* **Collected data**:
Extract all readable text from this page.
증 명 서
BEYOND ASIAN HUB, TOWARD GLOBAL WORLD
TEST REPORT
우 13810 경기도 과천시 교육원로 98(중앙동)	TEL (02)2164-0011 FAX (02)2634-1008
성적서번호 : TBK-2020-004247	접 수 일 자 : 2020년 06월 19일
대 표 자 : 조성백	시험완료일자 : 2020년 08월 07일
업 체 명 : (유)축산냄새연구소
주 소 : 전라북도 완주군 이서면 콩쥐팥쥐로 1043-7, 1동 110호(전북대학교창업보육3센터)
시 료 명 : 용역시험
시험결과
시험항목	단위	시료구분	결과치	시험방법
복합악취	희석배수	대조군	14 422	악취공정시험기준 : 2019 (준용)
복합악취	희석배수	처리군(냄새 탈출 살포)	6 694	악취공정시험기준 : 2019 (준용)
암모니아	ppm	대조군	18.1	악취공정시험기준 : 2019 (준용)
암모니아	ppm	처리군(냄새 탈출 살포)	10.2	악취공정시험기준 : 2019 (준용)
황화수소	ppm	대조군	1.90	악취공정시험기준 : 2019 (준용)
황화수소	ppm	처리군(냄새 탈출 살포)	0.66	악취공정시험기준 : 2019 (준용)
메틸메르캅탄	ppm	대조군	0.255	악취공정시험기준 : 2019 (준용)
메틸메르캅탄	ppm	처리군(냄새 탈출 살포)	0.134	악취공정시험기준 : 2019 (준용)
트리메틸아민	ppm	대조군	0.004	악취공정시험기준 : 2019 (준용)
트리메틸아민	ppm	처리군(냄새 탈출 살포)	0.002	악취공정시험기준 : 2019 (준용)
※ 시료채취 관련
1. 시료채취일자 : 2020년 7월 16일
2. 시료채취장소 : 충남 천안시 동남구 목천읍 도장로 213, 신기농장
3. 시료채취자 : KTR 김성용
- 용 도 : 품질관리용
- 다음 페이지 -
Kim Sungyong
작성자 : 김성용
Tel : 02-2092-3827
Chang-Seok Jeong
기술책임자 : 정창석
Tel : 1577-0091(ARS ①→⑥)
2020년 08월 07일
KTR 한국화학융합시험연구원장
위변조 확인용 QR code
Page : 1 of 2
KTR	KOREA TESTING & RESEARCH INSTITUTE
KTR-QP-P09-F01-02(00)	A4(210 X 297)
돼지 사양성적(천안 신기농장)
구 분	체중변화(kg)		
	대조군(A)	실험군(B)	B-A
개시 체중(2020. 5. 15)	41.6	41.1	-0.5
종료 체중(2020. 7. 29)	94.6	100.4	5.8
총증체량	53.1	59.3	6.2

* **Problem**:
Retype every record above exactly as it appears.

* **Worked solution**:
Extract all readable text from this page.
증 명 서
BEYOND ASIAN HUB, TOWARD GLOBAL WORLD
TEST REPORT
우 13810 경기도 과천시 교육원로 98(중앙동)	TEL (02)2164-0011 FAX (02)2634-1008
성적서번호 : TBK-2020-004247	접 수 일 자 : 2020년 06월 19일
대 표 자 : 조성백	시험완료일자 : 2020년 08월 07일
업 체 명 : (유)축산냄새연구소
주 소 : 전라북도 완주군 이서면 콩쥐팥쥐로 1043-7, 1동 110호(전북대학교창업보육3센터)
시 료 명 : 용역시험
시험결과
시험항목	단위	시료구분	결과치	시험방법
복합악취	희석배수	대조군	14 422	악취공정시험기준 : 2019 (준용)
복합악취	희석배수	처리군(냄새 탈출 살포)	6 694	악취공정시험기준 : 2019 (준용)
암모니아	ppm	대조군	18.1	악취공정시험기준 : 2019 (준용)
암모니아	ppm	처리군(냄새 탈출 살포)	10.2	악취공정시험기준 : 2019 (준용)
황화수소	ppm	대조군	1.90	악취공정시험기준 : 2019 (준용)
황화수소	ppm	처리군(냄새 탈출 살포)	0.66	악취공정시험기준 : 2019 (준용)
메틸메르캅탄	ppm	대조군	0.255	악취공정시험기준 : 2019 (준용)
메틸메르캅탄	ppm	처리군(냄새 탈출 살포)	0.134	악취공정시험기준 : 2019 (준용)
트리메틸아민	ppm	대조군	0.004	악취공정시험기준 : 2019 (준용)
트리메틸아민	ppm	처리군(냄새 탈출 살포)	0.002	악취공정시험기준 : 2019 (준용)
※ 시료채취 관련
1. 시료채취일자 : 2020년 7월 16일
2. 시료채취장소 : 충남 천안시 동남구 목천읍 도장로 213, 신기농장
3. 시료채취자 : KTR 김성용
- 용 도 : 품질관리용
- 다음 페이지 -
Kim Sungyong
작성자 : 김성용
Tel : 02-2092-3827
Chang-Seok Jeong
기술책임자 : 정창석
Tel : 1577-0091(ARS ①→⑥)
2020년 08월 07일
KTR 한국화학융합시험연구원장
위변조 확인용 QR code
Page : 1 of 2
KTR	KOREA TESTING & RESEARCH INSTITUTE
KTR-QP-P09-F01-02(00)	A4(210 X 297)
돼지 사양성적(천안 신기농장)
구 분	체중변화(kg)		
	대조군(A)	실험군(B)	B-A
개시 체중(2020. 5. 15)	41.6	41.1	-0.5
종료 체중(2020. 7. 29)	94.6	100.4	5.8
총증체량	53.1	59.3	6.2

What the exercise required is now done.